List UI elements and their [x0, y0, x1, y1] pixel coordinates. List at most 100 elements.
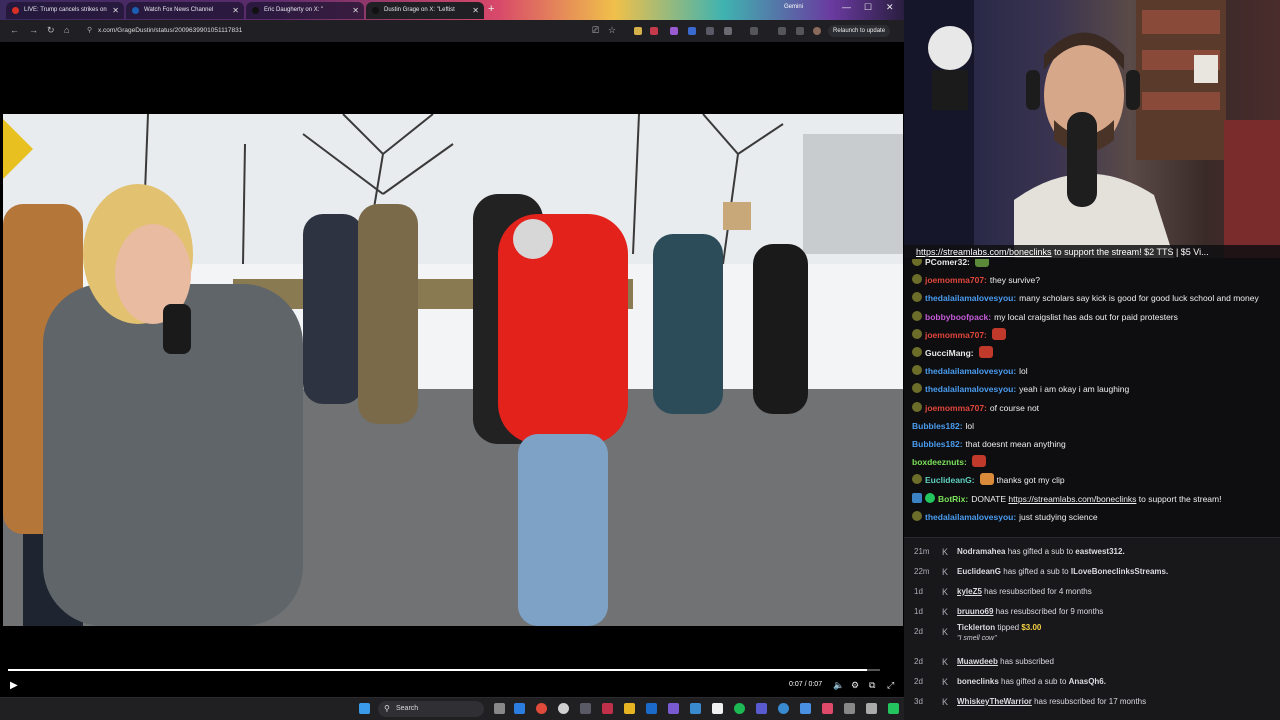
gift-recipient[interactable]: eastwest312. — [1075, 547, 1124, 556]
chat-message: joemomma707: — [912, 327, 1006, 343]
home-icon[interactable]: ⌂ — [64, 25, 69, 35]
chat-username[interactable]: GucciMang: — [925, 348, 974, 358]
chat-username[interactable]: bobbyboofpack: — [925, 312, 991, 322]
close-icon[interactable]: ✕ — [352, 2, 359, 19]
app-icon[interactable] — [580, 703, 591, 714]
extension-icon[interactable] — [634, 27, 642, 35]
app-icon[interactable] — [712, 703, 723, 714]
spotify-icon[interactable] — [734, 703, 745, 714]
chat-username[interactable]: BotRix: — [938, 494, 968, 504]
chrome-icon[interactable] — [536, 703, 547, 714]
file-explorer-icon[interactable] — [624, 703, 635, 714]
chat-link[interactable]: https://streamlabs.com/boneclinks — [1008, 494, 1136, 504]
settings-gear-icon[interactable]: ⚙ — [851, 680, 859, 691]
media-icon[interactable] — [796, 27, 804, 35]
app-icon[interactable] — [558, 703, 569, 714]
activity-body: EuclideanG has gifted a sub to ILoveBone… — [957, 562, 1168, 582]
split-view-icon[interactable] — [750, 27, 758, 35]
activity-username[interactable]: Muawdeeb — [957, 657, 998, 666]
chat-username[interactable]: Bubbles182: — [912, 421, 963, 431]
app-icon[interactable] — [690, 703, 701, 714]
activity-username[interactable]: bruuno69 — [957, 607, 993, 616]
app-icon[interactable] — [756, 703, 767, 714]
fox-favicon-icon — [132, 7, 139, 14]
download-icon[interactable] — [778, 27, 786, 35]
activity-item: 2d K Ticklerton tipped $3.00 "I smell cow" — [904, 622, 1280, 642]
chat-username[interactable]: thedalailamalovesyou: — [925, 512, 1016, 522]
start-menu-icon[interactable] — [359, 703, 370, 714]
avatar[interactable] — [813, 27, 821, 35]
activity-username[interactable]: kyleZ5 — [957, 587, 982, 596]
donate-link[interactable]: https://streamlabs.com/boneclinks — [916, 247, 1052, 257]
steam-icon[interactable] — [646, 703, 657, 714]
gift-recipient[interactable]: AnasQh6. — [1069, 677, 1106, 686]
volume-icon[interactable]: 🔈 — [833, 680, 844, 691]
fullscreen-icon[interactable]: ⤢ — [887, 680, 894, 691]
close-icon[interactable]: ✕ — [472, 2, 479, 19]
forward-icon[interactable]: → — [29, 25, 38, 35]
activity-username[interactable]: WhiskeyTheWarrior — [957, 697, 1032, 706]
chat-username[interactable]: boxdeeznuts: — [912, 457, 967, 467]
chat-username[interactable]: PComer32: — [925, 259, 970, 267]
chat-username[interactable]: thedalailamalovesyou: — [925, 366, 1016, 376]
app-icon[interactable] — [800, 703, 811, 714]
tab-dustin-grage[interactable]: Dustin Grage on X: "Leftist ✕ — [366, 2, 484, 19]
extension-icon[interactable] — [706, 27, 714, 35]
maximize-icon[interactable]: ☐ — [864, 2, 872, 13]
activity-time: 22m — [914, 567, 930, 576]
activity-username[interactable]: Ticklerton — [957, 623, 995, 632]
bookmark-star-icon[interactable]: ☆ — [608, 25, 616, 36]
task-view-icon[interactable] — [494, 703, 505, 714]
reload-icon[interactable]: ↻ — [47, 25, 55, 36]
tab-trump-strikes[interactable]: LIVE: Trump cancels strikes on ✕ — [6, 2, 124, 19]
relaunch-button[interactable]: Relaunch to update — [828, 25, 891, 37]
chat-username[interactable]: Bubbles182: — [912, 439, 963, 449]
activity-username[interactable]: EuclideanG — [957, 567, 1001, 576]
close-icon[interactable]: ✕ — [232, 2, 239, 19]
video-frame[interactable] — [3, 114, 903, 626]
app-icon[interactable] — [602, 703, 613, 714]
activity-username[interactable]: Nodramahea — [957, 547, 1005, 556]
install-icon[interactable]: ⎚ — [592, 25, 599, 36]
chat-text: thanks got my clip — [996, 475, 1065, 486]
play-icon[interactable]: ▶ — [10, 680, 18, 691]
extension-icon[interactable] — [650, 27, 658, 35]
close-window-icon[interactable]: ✕ — [886, 2, 894, 13]
url-field[interactable]: ⚲ x.com/GrageDustin/status/2009639901051… — [86, 24, 586, 38]
chat-username[interactable]: thedalailamalovesyou: — [925, 293, 1016, 303]
kick-icon: K — [942, 607, 949, 617]
edge-icon[interactable] — [514, 703, 525, 714]
app-icon[interactable] — [844, 703, 855, 714]
back-icon[interactable]: ← — [10, 25, 19, 35]
tab-fox-news[interactable]: Watch Fox News Channel ✕ — [126, 2, 244, 19]
activity-username[interactable]: boneclinks — [957, 677, 999, 686]
extensions-puzzle-icon[interactable] — [724, 27, 732, 35]
donate-banner-text: to support the stream! $2 TTS | $5 Vi... — [1051, 247, 1209, 257]
taskbar-search[interactable]: ⚲ Search — [378, 701, 484, 717]
close-icon[interactable]: ✕ — [112, 2, 119, 19]
seek-bar[interactable] — [8, 669, 880, 671]
new-tab-button[interactable]: + — [488, 2, 494, 17]
kick-icon: K — [942, 657, 949, 667]
chat-username[interactable]: thedalailamalovesyou: — [925, 384, 1016, 394]
chat-username[interactable]: EuclideanG: — [925, 475, 975, 485]
app-icon[interactable] — [888, 703, 899, 714]
chat-username[interactable]: joemomma707: — [925, 403, 987, 413]
app-icon[interactable] — [778, 703, 789, 714]
app-icon[interactable] — [822, 703, 833, 714]
extension-icon[interactable] — [670, 27, 678, 35]
chat-username[interactable]: joemomma707: — [925, 330, 987, 340]
gift-recipient[interactable]: ILoveBoneclinksStreams. — [1071, 567, 1168, 576]
extension-icon[interactable] — [688, 27, 696, 35]
minimize-icon[interactable]: — — [842, 2, 851, 12]
tab-eric-daugherty[interactable]: Eric Daugherty on X: " ✕ — [246, 2, 364, 19]
chat-message: bobbyboofpack: my local craigslist has ad… — [912, 309, 1178, 325]
app-icon[interactable] — [866, 703, 877, 714]
picture-in-picture-icon[interactable]: ⧉ — [869, 680, 875, 691]
site-info-icon[interactable]: ⚲ — [87, 24, 92, 38]
activity-text: has gifted a sub to — [998, 677, 1069, 686]
profile-label[interactable]: Gemini — [784, 4, 803, 10]
chat-username[interactable]: joemomma707: — [925, 275, 987, 285]
webcam-overlay — [904, 0, 1280, 258]
app-icon[interactable] — [668, 703, 679, 714]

━━━━━━━━

*Task objective:* Extract every line of the records above word for word, leaving out the picture.

*Response below:*
List UI elements and their [x0, y0, x1, y1] pixel coordinates. List at most 100 elements.
gift-recipient[interactable]: eastwest312. — [1075, 547, 1124, 556]
chat-message: joemomma707: — [912, 327, 1006, 343]
home-icon[interactable]: ⌂ — [64, 25, 69, 35]
chat-username[interactable]: GucciMang: — [925, 348, 974, 358]
chat-username[interactable]: bobbyboofpack: — [925, 312, 991, 322]
close-icon[interactable]: ✕ — [352, 2, 359, 19]
app-icon[interactable] — [580, 703, 591, 714]
extension-icon[interactable] — [634, 27, 642, 35]
app-icon[interactable] — [712, 703, 723, 714]
spotify-icon[interactable] — [734, 703, 745, 714]
chat-username[interactable]: BotRix: — [938, 494, 968, 504]
chrome-icon[interactable] — [536, 703, 547, 714]
file-explorer-icon[interactable] — [624, 703, 635, 714]
chat-link[interactable]: https://streamlabs.com/boneclinks — [1008, 494, 1136, 504]
settings-gear-icon[interactable]: ⚙ — [851, 680, 859, 691]
media-icon[interactable] — [796, 27, 804, 35]
app-icon[interactable] — [558, 703, 569, 714]
activity-body: EuclideanG has gifted a sub to ILoveBone… — [957, 562, 1168, 582]
split-view-icon[interactable] — [750, 27, 758, 35]
activity-username[interactable]: Muawdeeb — [957, 657, 998, 666]
chat-username[interactable]: Bubbles182: — [912, 421, 963, 431]
app-icon[interactable] — [690, 703, 701, 714]
activity-username[interactable]: bruuno69 — [957, 607, 993, 616]
app-icon[interactable] — [756, 703, 767, 714]
fox-favicon-icon — [132, 7, 139, 14]
download-icon[interactable] — [778, 27, 786, 35]
activity-item: 2d K Ticklerton tipped $3.00 "I smell cow" — [904, 622, 1280, 642]
chat-username[interactable]: thedalailamalovesyou: — [925, 512, 1016, 522]
start-menu-icon[interactable] — [359, 703, 370, 714]
avatar[interactable] — [813, 27, 821, 35]
activity-username[interactable]: kyleZ5 — [957, 587, 982, 596]
donate-link[interactable]: https://streamlabs.com/boneclinks — [916, 247, 1052, 257]
steam-icon[interactable] — [646, 703, 657, 714]
gift-recipient[interactable]: AnasQh6. — [1069, 677, 1106, 686]
volume-icon[interactable]: 🔈 — [833, 680, 844, 691]
fullscreen-icon[interactable]: ⤢ — [887, 680, 894, 691]
close-icon[interactable]: ✕ — [472, 2, 479, 19]
forward-icon[interactable]: → — [29, 25, 38, 35]
activity-username[interactable]: WhiskeyTheWarrior — [957, 697, 1032, 706]
chat-username[interactable]: boxdeeznuts: — [912, 457, 967, 467]
chat-username[interactable]: PComer32: — [925, 259, 970, 267]
chat-username[interactable]: thedalailamalovesyou: — [925, 366, 1016, 376]
app-icon[interactable] — [800, 703, 811, 714]
tab-dustin-grage[interactable]: Dustin Grage on X: "Leftist ✕ — [366, 2, 484, 19]
extension-icon[interactable] — [706, 27, 714, 35]
maximize-icon[interactable]: ☐ — [864, 2, 872, 13]
activity-time: 22m — [914, 567, 930, 576]
activity-username[interactable]: Ticklerton — [957, 623, 995, 632]
bookmark-star-icon[interactable]: ☆ — [608, 25, 616, 36]
task-view-icon[interactable] — [494, 703, 505, 714]
reload-icon[interactable]: ↻ — [47, 25, 55, 36]
tab-trump-strikes[interactable]: LIVE: Trump cancels strikes on ✕ — [6, 2, 124, 19]
relaunch-button[interactable]: Relaunch to update — [828, 25, 891, 37]
chat-username[interactable]: Bubbles182: — [912, 439, 963, 449]
activity-username[interactable]: EuclideanG — [957, 567, 1001, 576]
close-icon[interactable]: ✕ — [232, 2, 239, 19]
video-frame[interactable] — [3, 114, 903, 626]
app-icon[interactable] — [602, 703, 613, 714]
activity-username[interactable]: Nodramahea — [957, 547, 1005, 556]
install-icon[interactable]: ⎚ — [592, 25, 599, 36]
chat-text: thanks got my clip — [996, 475, 1065, 486]
play-icon[interactable]: ▶ — [10, 680, 18, 691]
extension-icon[interactable] — [650, 27, 658, 35]
close-window-icon[interactable]: ✕ — [886, 2, 894, 13]
url-field[interactable]: ⚲ x.com/GrageDustin/status/2009639901051… — [86, 24, 586, 38]
chat-username[interactable]: thedalailamalovesyou: — [925, 293, 1016, 303]
kick-icon: K — [942, 607, 949, 617]
edge-icon[interactable] — [514, 703, 525, 714]
app-icon[interactable] — [844, 703, 855, 714]
back-icon[interactable]: ← — [10, 25, 19, 35]
tab-fox-news[interactable]: Watch Fox News Channel ✕ — [126, 2, 244, 19]
activity-username[interactable]: boneclinks — [957, 677, 999, 686]
extensions-puzzle-icon[interactable] — [724, 27, 732, 35]
donate-banner-text: to support the stream! $2 TTS | $5 Vi... — [1051, 247, 1209, 257]
taskbar-search[interactable]: ⚲ Search — [378, 701, 484, 717]
close-icon[interactable]: ✕ — [112, 2, 119, 19]
seek-bar[interactable] — [8, 669, 880, 671]
new-tab-button[interactable]: + — [488, 2, 494, 17]
kick-icon: K — [942, 657, 949, 667]
chat-username[interactable]: thedalailamalovesyou: — [925, 384, 1016, 394]
chat-username[interactable]: EuclideanG: — [925, 475, 975, 485]
app-icon[interactable] — [888, 703, 899, 714]
chat-username[interactable]: joemomma707: — [925, 403, 987, 413]
app-icon[interactable] — [778, 703, 789, 714]
app-icon[interactable] — [822, 703, 833, 714]
extension-icon[interactable] — [670, 27, 678, 35]
chat-username[interactable]: joemomma707: — [925, 330, 987, 340]
gift-recipient[interactable]: ILoveBoneclinksStreams. — [1071, 567, 1168, 576]
extension-icon[interactable] — [688, 27, 696, 35]
minimize-icon[interactable]: — — [842, 2, 851, 12]
tab-eric-daugherty[interactable]: Eric Daugherty on X: " ✕ — [246, 2, 364, 19]
chat-message: bobbyboofpack: my local craigslist has ad… — [912, 309, 1178, 325]
app-icon[interactable] — [866, 703, 877, 714]
picture-in-picture-icon[interactable]: ⧉ — [869, 680, 875, 691]
site-info-icon[interactable]: ⚲ — [87, 24, 92, 38]
activity-text: has gifted a sub to — [998, 677, 1069, 686]
profile-label[interactable]: Gemini — [784, 4, 803, 10]
chat-username[interactable]: joemomma707: — [925, 275, 987, 285]
webcam-overlay — [904, 0, 1280, 258]
app-icon[interactable] — [668, 703, 679, 714]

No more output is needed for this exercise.